AIM OF THE EXERCISE –
Draw out every line with the word "grupper" from the listing below.

--- --- ---

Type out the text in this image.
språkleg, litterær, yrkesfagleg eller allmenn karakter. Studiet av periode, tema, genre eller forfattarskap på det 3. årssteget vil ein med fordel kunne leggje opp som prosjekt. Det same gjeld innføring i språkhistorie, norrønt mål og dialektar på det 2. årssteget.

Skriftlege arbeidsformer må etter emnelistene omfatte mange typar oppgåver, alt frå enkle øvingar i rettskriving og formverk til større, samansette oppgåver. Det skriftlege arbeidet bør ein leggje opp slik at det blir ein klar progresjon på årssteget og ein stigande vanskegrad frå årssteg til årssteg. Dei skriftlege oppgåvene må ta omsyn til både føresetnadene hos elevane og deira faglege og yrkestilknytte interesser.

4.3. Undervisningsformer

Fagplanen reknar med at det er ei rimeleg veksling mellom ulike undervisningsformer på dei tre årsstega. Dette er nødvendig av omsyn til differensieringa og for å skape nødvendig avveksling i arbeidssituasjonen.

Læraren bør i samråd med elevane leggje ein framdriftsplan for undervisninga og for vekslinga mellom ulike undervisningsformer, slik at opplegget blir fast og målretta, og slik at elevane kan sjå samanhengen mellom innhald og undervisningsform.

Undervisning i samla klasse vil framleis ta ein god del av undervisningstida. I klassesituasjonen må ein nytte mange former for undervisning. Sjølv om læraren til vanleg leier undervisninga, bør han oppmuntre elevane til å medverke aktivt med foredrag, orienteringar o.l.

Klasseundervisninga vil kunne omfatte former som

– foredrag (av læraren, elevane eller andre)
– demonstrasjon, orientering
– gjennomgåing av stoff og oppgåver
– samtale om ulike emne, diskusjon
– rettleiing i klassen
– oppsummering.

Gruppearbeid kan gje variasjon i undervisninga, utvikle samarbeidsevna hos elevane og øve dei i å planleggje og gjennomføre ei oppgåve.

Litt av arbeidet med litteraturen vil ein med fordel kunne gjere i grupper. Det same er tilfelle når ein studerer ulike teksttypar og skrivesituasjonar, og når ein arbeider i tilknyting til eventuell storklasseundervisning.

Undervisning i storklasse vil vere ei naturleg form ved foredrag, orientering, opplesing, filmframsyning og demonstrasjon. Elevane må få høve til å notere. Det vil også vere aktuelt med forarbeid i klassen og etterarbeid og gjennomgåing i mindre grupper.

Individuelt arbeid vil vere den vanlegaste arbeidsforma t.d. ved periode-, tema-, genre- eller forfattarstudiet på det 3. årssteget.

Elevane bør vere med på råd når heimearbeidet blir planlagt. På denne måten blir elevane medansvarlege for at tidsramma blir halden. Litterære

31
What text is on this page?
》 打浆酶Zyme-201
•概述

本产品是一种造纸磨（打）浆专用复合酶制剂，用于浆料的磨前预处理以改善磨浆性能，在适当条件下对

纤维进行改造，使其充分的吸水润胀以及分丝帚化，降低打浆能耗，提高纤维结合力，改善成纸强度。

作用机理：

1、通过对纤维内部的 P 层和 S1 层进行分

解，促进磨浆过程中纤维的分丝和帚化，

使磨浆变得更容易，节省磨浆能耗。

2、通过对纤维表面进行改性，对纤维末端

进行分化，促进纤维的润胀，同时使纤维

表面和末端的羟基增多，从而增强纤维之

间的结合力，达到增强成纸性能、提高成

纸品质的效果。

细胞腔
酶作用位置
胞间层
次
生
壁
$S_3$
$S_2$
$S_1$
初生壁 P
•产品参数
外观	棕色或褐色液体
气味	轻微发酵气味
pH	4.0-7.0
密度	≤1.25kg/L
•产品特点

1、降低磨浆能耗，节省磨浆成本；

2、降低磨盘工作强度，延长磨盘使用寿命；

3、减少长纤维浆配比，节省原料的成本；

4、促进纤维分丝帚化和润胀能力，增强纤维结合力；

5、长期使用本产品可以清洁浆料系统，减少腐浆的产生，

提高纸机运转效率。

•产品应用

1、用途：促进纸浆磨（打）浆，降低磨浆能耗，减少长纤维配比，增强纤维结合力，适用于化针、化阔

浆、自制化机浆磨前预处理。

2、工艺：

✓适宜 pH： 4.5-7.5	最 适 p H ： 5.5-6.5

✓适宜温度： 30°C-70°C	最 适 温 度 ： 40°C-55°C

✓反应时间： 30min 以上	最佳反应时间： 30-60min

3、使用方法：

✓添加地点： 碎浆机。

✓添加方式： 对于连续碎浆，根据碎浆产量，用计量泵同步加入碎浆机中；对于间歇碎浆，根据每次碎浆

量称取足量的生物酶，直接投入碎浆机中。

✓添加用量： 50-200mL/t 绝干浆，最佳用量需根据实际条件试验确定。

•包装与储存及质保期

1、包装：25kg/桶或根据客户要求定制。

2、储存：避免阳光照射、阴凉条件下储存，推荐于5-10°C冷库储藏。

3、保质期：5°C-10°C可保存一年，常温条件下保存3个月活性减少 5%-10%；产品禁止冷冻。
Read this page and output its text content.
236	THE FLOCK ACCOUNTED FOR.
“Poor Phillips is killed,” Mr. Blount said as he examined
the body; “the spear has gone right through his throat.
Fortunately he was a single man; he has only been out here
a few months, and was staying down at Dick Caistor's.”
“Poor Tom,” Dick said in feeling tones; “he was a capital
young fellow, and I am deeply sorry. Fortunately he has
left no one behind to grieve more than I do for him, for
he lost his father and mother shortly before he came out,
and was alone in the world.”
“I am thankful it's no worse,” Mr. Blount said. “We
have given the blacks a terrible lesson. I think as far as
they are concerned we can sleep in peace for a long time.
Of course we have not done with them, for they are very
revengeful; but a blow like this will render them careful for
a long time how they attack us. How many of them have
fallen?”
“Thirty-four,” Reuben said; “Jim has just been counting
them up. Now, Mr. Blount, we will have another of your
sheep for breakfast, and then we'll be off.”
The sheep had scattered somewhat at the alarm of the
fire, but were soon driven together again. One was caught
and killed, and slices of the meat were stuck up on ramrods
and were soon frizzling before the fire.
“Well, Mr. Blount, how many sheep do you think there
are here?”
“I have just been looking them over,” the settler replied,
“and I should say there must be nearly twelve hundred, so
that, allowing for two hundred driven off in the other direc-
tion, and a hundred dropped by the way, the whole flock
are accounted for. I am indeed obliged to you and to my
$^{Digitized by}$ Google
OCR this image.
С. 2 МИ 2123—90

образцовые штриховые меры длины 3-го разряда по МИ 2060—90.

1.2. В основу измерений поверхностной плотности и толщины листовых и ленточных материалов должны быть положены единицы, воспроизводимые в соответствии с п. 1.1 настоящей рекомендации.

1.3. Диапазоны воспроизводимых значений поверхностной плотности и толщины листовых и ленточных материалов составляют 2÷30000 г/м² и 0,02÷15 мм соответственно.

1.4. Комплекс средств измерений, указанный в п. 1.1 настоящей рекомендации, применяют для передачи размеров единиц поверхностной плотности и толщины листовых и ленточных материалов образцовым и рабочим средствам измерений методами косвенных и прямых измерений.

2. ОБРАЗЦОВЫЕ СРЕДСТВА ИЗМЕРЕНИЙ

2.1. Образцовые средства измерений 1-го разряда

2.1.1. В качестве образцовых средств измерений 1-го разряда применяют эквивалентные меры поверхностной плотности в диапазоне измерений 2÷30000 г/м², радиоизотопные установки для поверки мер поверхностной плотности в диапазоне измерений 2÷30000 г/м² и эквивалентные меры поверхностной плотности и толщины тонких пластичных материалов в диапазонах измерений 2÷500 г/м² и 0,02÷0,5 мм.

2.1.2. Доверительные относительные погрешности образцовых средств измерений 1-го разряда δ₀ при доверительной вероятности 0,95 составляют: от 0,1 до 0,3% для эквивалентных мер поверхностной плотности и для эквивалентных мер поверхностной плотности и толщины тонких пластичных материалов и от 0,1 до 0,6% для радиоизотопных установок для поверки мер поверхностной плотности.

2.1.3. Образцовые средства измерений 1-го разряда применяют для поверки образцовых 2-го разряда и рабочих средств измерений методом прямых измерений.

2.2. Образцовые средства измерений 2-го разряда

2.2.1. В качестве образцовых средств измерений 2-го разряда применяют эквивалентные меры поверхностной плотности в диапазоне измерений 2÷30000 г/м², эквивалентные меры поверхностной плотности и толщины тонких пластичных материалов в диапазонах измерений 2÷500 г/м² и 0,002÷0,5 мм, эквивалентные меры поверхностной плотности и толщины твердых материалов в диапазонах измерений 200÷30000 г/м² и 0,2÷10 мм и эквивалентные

--- --- ---

SOLVED EXERCISE –
Litt av arbeidet med litteraturen vil ein med fordel kunne gjere i grupper. Det same er tilfelle når ein studerer ulike teksttypar og skrivesituasjonar, og når ein arbeider i tilknyting til eventuell storklasseundervisning.
Undervisning i storklasse vil vere ei naturleg form ved foredrag, orientering, opplesing, filmframsyning og demonstrasjon. Elevane må få høve til å notere. Det vil også vere aktuelt med forarbeid i klassen og etterarbeid og gjennomgåing i mindre grupper.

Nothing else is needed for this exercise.